> _EXERCISE REQUIREMENTS_:
Write the data out again exactly, with no pictures.

START DATA LISTING

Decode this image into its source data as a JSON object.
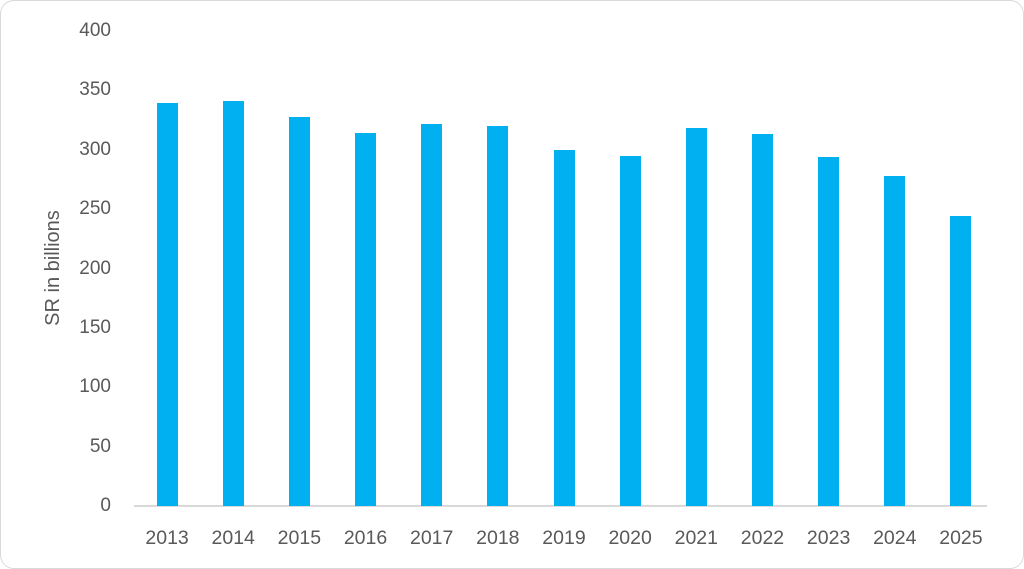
{
  "chart_data": {
    "type": "bar",
    "title": "",
    "xlabel": "",
    "ylabel": "SR in billions",
    "categories": [
      "2013",
      "2014",
      "2015",
      "2016",
      "2017",
      "2018",
      "2019",
      "2020",
      "2021",
      "2022",
      "2023",
      "2024",
      "2025"
    ],
    "values": [
      339,
      341,
      328,
      314,
      322,
      320,
      300,
      295,
      318,
      313,
      294,
      278,
      244
    ],
    "ylim": [
      0,
      400
    ],
    "yticks": [
      0,
      50,
      100,
      150,
      200,
      250,
      300,
      350,
      400
    ],
    "grid": "off",
    "legend": "none",
    "bar_color": "#00B0F0",
    "text_color": "#595959",
    "axis_line_color": "#D9D9D9",
    "frame_border_color": "#D9D9D9",
    "background_color": "#FFFFFF"
  }
}
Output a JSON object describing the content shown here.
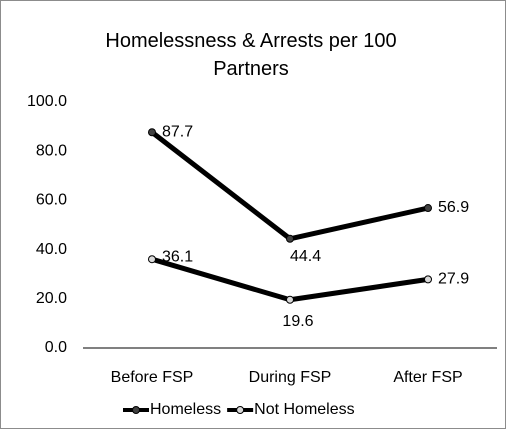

END DATA LISTING

> _RESULT OF THIS TASK_:
Decode this image into its source data as a JSON object.
{
  "chart_data": {
    "type": "bar",
    "title": "",
    "xlabel": "",
    "ylabel": "SR in billions",
    "categories": [
      "2013",
      "2014",
      "2015",
      "2016",
      "2017",
      "2018",
      "2019",
      "2020",
      "2021",
      "2022",
      "2023",
      "2024",
      "2025"
    ],
    "values": [
      339,
      341,
      328,
      314,
      322,
      320,
      300,
      295,
      318,
      313,
      294,
      278,
      244
    ],
    "ylim": [
      0,
      400
    ],
    "yticks": [
      0,
      50,
      100,
      150,
      200,
      250,
      300,
      350,
      400
    ],
    "grid": "off",
    "legend": "none",
    "bar_color": "#00B0F0",
    "text_color": "#595959",
    "axis_line_color": "#D9D9D9",
    "frame_border_color": "#D9D9D9",
    "background_color": "#FFFFFF"
  }
}
Output a JSON object describing the content shown here.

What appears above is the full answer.